Instruction: Exactly reproduce each entry, leaving out nothing.

═════ Record list ═════

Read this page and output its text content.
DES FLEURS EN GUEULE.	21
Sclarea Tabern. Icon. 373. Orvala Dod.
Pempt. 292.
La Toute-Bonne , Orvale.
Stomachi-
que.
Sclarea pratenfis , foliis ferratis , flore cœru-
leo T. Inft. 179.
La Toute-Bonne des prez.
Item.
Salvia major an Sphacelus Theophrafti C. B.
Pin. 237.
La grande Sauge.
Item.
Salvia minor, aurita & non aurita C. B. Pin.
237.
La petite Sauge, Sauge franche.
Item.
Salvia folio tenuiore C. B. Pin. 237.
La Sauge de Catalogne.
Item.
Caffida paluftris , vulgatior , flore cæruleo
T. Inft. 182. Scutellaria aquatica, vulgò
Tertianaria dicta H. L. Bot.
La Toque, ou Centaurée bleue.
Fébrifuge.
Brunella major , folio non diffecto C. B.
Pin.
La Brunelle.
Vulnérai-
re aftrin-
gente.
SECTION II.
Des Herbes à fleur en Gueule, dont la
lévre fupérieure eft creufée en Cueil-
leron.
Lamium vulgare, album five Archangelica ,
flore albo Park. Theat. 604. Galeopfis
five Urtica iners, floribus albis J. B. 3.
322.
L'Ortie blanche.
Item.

═════

The reply:
Read this page and output its text content.
DES FLEURS EN GUEULE.	21
Sclarea Tabern. Icon. 373. Orvala Dod.
Pempt. 292.
La Toute-Bonne , Orvale.
Stomachi-
que.
Sclarea pratenfis , foliis ferratis , flore cœru-
leo T. Inft. 179.
La Toute-Bonne des prez.
Item.
Salvia major an Sphacelus Theophrafti C. B.
Pin. 237.
La grande Sauge.
Item.
Salvia minor, aurita & non aurita C. B. Pin.
237.
La petite Sauge, Sauge franche.
Item.
Salvia folio tenuiore C. B. Pin. 237.
La Sauge de Catalogne.
Item.
Caffida paluftris , vulgatior , flore cæruleo
T. Inft. 182. Scutellaria aquatica, vulgò
Tertianaria dicta H. L. Bot.
La Toque, ou Centaurée bleue.
Fébrifuge.
Brunella major , folio non diffecto C. B.
Pin.
La Brunelle.
Vulnérai-
re aftrin-
gente.
SECTION II.
Des Herbes à fleur en Gueule, dont la
lévre fupérieure eft creufée en Cueil-
leron.
Lamium vulgare, album five Archangelica ,
flore albo Park. Theat. 604. Galeopfis
five Urtica iners, floribus albis J. B. 3.
322.
L'Ortie blanche.
Item.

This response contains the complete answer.